_Exercise material_.
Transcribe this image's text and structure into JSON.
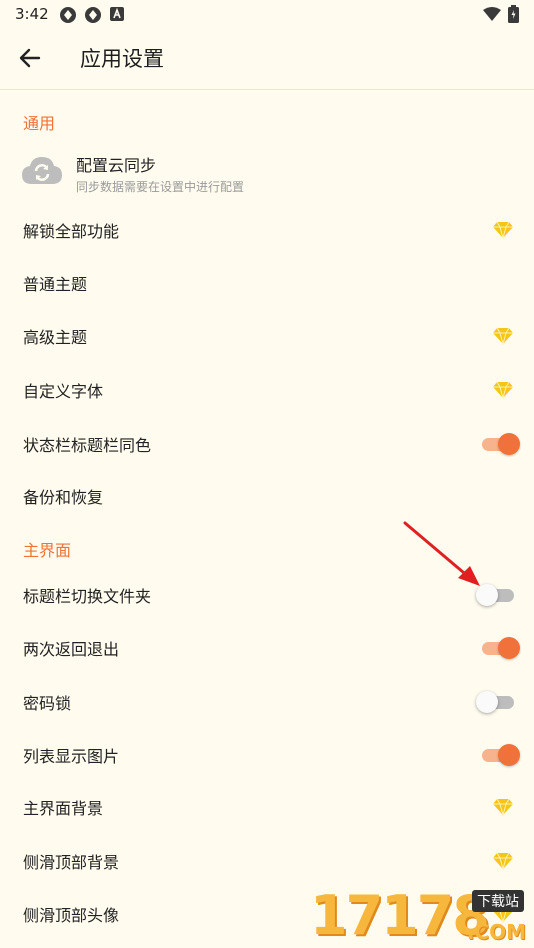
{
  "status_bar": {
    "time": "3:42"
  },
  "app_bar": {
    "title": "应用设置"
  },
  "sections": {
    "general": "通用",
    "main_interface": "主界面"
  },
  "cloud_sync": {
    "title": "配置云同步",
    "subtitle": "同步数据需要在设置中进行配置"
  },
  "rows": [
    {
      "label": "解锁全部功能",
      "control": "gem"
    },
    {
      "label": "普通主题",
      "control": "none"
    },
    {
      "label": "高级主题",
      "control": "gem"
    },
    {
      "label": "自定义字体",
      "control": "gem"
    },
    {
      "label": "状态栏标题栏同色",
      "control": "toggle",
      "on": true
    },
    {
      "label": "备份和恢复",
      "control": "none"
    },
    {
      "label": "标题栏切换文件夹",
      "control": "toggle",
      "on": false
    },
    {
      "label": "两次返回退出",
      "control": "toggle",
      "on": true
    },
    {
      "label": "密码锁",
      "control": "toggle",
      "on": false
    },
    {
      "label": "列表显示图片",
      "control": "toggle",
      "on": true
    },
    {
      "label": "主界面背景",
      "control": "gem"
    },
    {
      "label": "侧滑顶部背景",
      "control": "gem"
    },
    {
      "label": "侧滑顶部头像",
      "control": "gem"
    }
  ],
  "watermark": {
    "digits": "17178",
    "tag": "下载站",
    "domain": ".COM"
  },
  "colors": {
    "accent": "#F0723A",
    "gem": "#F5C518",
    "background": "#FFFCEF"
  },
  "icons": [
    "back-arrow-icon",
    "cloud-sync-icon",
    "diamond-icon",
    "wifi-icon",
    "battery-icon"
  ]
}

...

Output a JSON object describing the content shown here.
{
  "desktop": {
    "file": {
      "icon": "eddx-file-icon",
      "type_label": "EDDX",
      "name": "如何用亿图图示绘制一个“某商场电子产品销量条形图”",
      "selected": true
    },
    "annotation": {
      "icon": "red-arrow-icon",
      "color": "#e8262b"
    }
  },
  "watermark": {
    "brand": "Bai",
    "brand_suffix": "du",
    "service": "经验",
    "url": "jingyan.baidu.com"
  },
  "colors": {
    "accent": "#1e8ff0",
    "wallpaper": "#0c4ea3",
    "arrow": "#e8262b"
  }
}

---

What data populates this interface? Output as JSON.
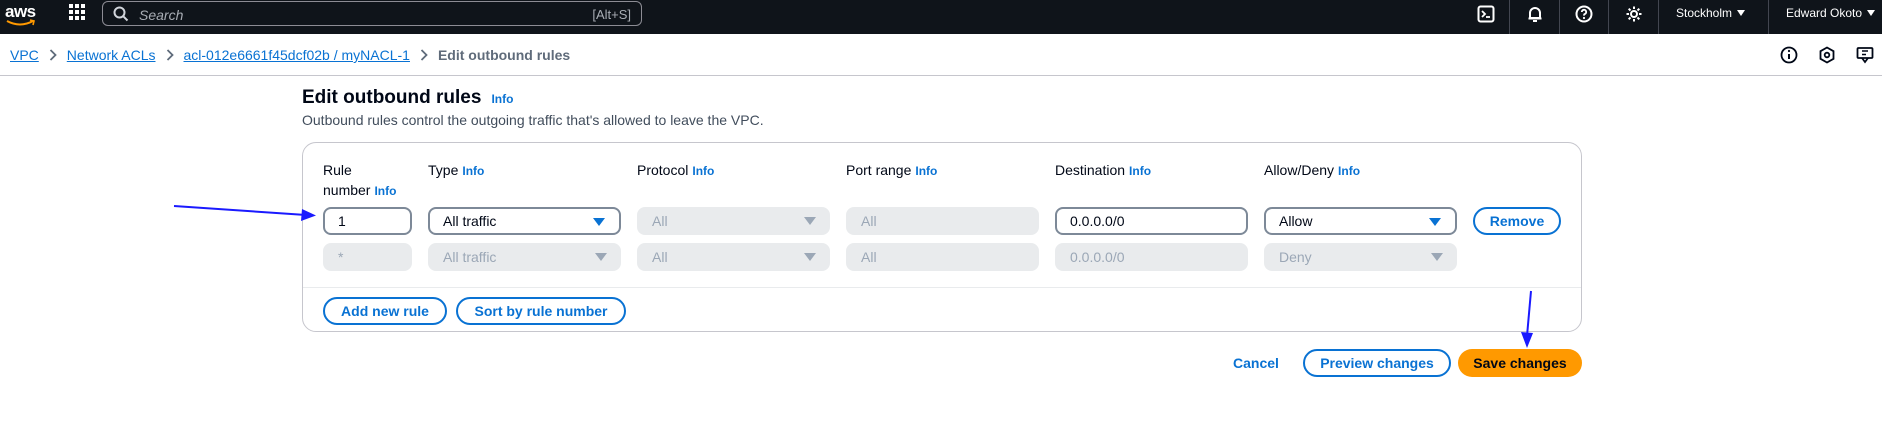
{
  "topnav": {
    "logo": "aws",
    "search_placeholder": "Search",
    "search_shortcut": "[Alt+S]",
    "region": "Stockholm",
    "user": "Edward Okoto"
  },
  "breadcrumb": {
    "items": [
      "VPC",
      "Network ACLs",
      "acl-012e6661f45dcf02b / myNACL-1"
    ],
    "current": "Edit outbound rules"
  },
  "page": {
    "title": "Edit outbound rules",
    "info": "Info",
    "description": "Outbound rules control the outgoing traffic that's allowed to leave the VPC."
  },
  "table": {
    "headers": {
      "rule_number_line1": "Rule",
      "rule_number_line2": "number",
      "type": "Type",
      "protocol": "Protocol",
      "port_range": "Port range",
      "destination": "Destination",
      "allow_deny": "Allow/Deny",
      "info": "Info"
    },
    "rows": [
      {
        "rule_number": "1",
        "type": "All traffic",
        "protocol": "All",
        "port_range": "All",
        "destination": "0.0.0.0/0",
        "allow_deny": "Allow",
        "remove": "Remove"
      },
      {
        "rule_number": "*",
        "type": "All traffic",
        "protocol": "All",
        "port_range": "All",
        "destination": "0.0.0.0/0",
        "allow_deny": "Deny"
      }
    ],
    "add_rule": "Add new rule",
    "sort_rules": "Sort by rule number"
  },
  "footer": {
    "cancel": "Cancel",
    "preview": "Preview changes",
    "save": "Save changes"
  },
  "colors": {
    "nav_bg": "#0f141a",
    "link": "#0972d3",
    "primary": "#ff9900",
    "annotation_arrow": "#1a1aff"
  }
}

_What the exercise asks_.
Find all lines with "Edit" in them and copy each one.

_Correct output_.
    "current": "Edit outbound rules"
    "title": "Edit outbound rules",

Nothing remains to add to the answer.